**Data rows:**
- - -

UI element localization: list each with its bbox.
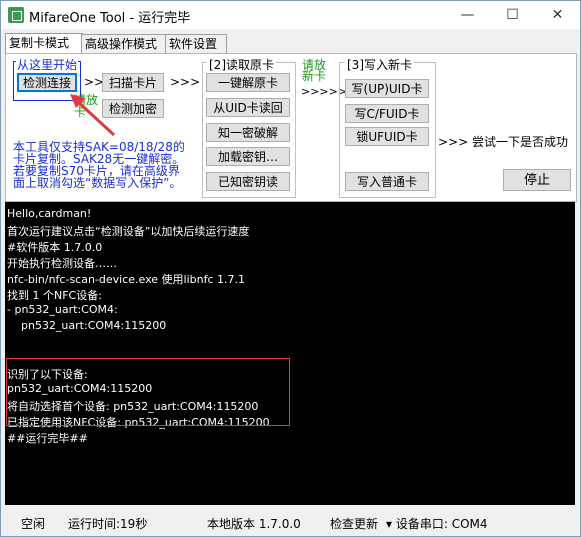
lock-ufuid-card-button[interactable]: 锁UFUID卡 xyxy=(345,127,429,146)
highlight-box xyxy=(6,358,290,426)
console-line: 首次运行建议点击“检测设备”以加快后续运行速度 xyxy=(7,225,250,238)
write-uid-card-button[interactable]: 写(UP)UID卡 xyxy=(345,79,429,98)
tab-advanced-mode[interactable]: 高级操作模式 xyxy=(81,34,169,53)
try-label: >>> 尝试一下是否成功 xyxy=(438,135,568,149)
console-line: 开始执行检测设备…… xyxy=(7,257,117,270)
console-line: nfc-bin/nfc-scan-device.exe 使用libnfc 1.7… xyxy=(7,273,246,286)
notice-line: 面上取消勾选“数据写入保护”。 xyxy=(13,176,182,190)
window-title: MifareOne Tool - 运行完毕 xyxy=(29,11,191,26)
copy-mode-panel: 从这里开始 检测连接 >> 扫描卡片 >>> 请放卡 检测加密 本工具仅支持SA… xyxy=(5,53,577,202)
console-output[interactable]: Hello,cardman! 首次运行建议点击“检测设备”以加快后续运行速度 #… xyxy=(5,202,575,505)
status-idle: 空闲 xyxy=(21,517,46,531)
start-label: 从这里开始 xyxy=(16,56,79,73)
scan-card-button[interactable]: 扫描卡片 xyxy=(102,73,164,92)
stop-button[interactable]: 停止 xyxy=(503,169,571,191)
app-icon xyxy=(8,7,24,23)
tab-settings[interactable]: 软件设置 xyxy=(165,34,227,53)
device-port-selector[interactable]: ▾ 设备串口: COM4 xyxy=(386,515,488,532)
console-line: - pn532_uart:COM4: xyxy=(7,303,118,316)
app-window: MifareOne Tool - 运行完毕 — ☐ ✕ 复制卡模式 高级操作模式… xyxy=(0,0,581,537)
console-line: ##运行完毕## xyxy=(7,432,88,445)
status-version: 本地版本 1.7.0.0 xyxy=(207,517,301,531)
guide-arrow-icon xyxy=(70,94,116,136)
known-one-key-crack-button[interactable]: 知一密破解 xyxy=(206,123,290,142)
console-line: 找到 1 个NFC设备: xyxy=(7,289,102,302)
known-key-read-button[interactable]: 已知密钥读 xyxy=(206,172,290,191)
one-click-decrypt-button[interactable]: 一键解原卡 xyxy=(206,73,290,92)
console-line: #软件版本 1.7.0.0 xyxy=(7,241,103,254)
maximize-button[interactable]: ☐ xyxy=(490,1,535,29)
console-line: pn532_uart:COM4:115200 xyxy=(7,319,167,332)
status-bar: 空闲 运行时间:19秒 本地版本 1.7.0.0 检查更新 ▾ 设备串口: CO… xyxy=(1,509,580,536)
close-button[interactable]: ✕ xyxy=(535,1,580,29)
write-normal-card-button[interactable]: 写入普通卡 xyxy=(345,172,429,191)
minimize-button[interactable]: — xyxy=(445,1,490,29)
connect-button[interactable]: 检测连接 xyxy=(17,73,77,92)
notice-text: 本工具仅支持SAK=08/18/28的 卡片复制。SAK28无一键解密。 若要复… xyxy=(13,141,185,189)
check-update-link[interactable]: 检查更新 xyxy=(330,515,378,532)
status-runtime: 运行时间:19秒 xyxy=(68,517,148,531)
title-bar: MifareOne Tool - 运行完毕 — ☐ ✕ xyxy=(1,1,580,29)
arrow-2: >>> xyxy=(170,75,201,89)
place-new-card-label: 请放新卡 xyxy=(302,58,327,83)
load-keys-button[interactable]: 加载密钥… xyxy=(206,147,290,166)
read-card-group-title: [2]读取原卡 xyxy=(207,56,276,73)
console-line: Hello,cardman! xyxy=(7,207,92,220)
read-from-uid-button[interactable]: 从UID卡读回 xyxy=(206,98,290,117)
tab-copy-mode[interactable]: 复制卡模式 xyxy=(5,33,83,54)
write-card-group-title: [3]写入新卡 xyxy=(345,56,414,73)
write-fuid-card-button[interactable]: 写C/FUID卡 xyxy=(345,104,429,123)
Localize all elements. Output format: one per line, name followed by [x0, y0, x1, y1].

- - -

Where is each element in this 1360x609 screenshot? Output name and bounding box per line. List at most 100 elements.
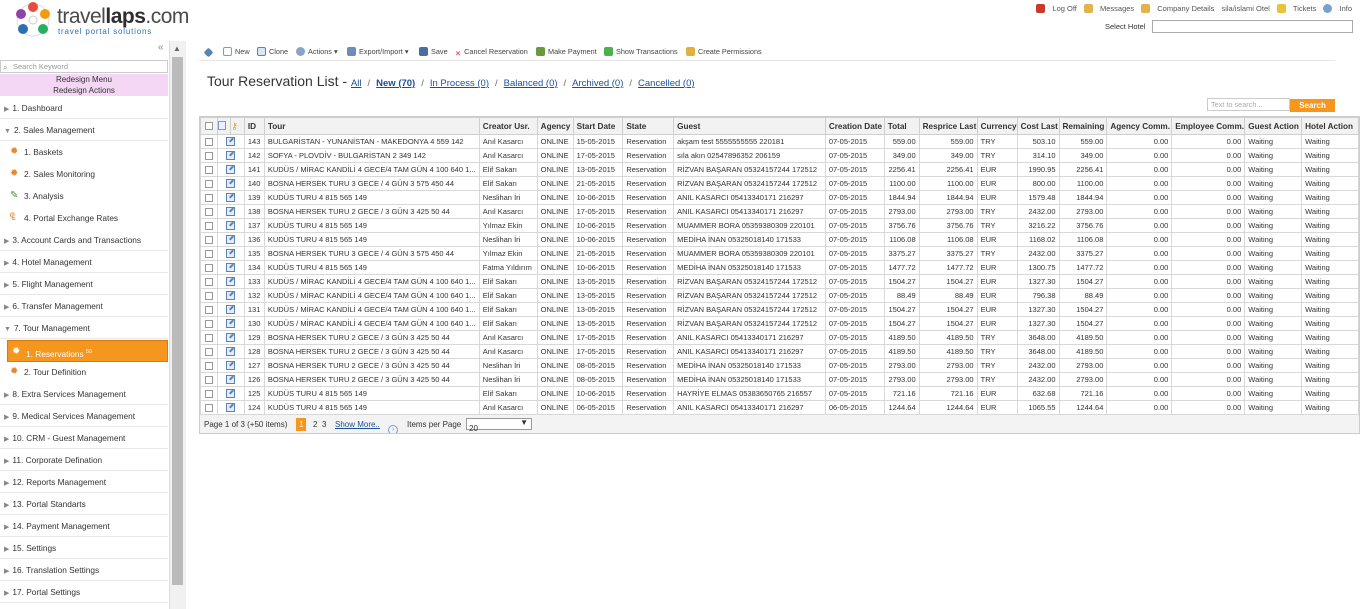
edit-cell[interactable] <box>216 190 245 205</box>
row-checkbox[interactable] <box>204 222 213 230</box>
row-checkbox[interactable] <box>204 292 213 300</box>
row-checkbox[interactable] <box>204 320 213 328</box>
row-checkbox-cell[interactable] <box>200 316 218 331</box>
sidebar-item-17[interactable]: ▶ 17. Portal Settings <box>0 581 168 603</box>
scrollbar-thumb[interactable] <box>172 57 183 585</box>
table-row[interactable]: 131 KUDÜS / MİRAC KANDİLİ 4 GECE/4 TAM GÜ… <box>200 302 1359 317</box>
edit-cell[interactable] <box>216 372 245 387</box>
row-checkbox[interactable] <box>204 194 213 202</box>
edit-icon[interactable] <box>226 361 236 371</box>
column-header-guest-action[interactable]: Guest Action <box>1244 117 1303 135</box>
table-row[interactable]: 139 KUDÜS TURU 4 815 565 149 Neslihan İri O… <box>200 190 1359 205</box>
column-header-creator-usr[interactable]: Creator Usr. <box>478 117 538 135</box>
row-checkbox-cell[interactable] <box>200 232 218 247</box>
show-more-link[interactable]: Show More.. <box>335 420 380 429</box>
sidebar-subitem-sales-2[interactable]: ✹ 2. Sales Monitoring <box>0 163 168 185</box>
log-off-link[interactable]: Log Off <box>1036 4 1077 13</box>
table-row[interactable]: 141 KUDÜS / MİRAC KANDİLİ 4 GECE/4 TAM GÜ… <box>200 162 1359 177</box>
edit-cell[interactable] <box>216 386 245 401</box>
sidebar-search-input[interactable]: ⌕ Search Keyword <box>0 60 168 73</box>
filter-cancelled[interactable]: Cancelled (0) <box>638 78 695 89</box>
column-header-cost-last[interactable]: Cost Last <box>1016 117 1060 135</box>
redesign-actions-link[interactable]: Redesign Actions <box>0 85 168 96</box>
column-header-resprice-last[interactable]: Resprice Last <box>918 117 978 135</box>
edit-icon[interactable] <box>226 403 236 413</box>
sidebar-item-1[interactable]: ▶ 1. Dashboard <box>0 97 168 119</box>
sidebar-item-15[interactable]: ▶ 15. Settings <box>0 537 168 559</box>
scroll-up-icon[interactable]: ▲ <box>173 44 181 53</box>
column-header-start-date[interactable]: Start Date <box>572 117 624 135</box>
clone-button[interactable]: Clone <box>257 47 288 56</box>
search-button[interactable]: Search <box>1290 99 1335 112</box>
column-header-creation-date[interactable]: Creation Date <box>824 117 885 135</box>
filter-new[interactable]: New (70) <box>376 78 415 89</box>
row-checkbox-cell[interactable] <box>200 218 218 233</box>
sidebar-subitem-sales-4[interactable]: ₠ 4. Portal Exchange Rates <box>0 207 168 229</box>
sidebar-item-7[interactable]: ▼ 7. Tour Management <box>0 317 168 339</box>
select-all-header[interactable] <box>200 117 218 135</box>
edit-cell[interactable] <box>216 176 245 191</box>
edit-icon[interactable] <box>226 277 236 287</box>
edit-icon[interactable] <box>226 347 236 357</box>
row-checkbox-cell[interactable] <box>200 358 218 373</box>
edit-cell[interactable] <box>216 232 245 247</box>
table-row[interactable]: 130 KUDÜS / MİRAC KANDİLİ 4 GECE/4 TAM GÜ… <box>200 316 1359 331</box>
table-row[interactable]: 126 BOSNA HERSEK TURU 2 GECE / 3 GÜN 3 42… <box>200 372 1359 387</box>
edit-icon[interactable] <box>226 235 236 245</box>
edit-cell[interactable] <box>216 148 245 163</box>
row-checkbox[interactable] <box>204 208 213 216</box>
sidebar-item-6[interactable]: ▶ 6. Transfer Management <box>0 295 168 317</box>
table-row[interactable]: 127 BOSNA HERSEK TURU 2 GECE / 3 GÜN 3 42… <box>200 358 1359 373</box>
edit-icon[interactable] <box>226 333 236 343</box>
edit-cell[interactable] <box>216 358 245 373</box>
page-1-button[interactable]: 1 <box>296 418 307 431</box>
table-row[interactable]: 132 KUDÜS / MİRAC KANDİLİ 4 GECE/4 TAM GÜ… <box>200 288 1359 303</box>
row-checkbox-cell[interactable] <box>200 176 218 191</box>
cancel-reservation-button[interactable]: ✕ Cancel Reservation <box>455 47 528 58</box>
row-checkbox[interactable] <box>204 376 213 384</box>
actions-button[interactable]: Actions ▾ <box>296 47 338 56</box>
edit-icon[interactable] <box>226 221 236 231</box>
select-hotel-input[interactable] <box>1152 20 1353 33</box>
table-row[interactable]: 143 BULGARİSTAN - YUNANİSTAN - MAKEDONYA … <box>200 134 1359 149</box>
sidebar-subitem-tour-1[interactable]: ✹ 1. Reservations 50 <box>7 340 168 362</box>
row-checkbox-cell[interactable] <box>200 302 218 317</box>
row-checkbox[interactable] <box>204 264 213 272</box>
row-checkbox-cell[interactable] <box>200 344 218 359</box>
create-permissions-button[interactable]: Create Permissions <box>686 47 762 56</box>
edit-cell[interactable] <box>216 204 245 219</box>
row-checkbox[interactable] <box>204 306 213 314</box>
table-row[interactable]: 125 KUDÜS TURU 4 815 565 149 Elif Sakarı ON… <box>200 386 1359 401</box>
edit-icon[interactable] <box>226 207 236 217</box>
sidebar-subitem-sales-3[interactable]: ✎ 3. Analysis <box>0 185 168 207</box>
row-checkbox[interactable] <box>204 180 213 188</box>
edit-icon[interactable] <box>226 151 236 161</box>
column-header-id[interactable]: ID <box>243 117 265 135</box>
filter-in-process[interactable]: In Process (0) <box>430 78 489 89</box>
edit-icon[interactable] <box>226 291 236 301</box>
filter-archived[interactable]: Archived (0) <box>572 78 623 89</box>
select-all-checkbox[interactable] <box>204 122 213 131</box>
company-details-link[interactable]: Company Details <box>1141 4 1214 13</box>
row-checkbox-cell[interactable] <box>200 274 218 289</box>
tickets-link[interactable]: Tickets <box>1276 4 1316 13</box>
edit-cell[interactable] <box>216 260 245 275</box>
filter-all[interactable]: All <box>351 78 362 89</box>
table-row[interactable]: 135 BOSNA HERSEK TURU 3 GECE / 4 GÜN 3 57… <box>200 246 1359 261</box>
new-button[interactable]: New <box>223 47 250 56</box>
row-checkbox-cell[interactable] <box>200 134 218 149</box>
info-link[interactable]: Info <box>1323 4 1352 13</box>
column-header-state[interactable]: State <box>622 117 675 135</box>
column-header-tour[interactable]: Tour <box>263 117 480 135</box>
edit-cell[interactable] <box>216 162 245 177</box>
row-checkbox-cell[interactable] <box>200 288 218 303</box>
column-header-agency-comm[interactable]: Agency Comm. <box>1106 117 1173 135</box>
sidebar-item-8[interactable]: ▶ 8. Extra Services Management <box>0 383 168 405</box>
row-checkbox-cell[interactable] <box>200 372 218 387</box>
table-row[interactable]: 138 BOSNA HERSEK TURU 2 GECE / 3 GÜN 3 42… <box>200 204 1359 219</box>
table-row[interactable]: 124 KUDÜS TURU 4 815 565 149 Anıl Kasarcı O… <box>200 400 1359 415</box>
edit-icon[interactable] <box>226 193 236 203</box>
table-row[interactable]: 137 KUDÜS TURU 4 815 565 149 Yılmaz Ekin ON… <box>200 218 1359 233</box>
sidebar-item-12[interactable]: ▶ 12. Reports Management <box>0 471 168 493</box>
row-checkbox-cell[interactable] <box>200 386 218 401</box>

- - -

**The exercise:**
Copy the records verbatim, starting at the line that contains "edit-cell[interactable] <box>216 190" and continuing up to and including the line that contains "row-checkbox[interactable] <box>204 194".

**Full output:**
edit-cell[interactable] <box>216 190 245 205</box>
row-checkbox[interactable] <box>204 222 213 230</box>
row-checkbox[interactable] <box>204 292 213 300</box>
row-checkbox[interactable] <box>204 320 213 328</box>
row-checkbox-cell[interactable] <box>200 316 218 331</box>
sidebar-item-17[interactable]: ▶ 17. Portal Settings <box>0 581 168 603</box>
scrollbar-thumb[interactable] <box>172 57 183 585</box>
table-row[interactable]: 131 KUDÜS / MİRAC KANDİLİ 4 GECE/4 TAM GÜ… <box>200 302 1359 317</box>
edit-cell[interactable] <box>216 372 245 387</box>
row-checkbox[interactable] <box>204 194 213 202</box>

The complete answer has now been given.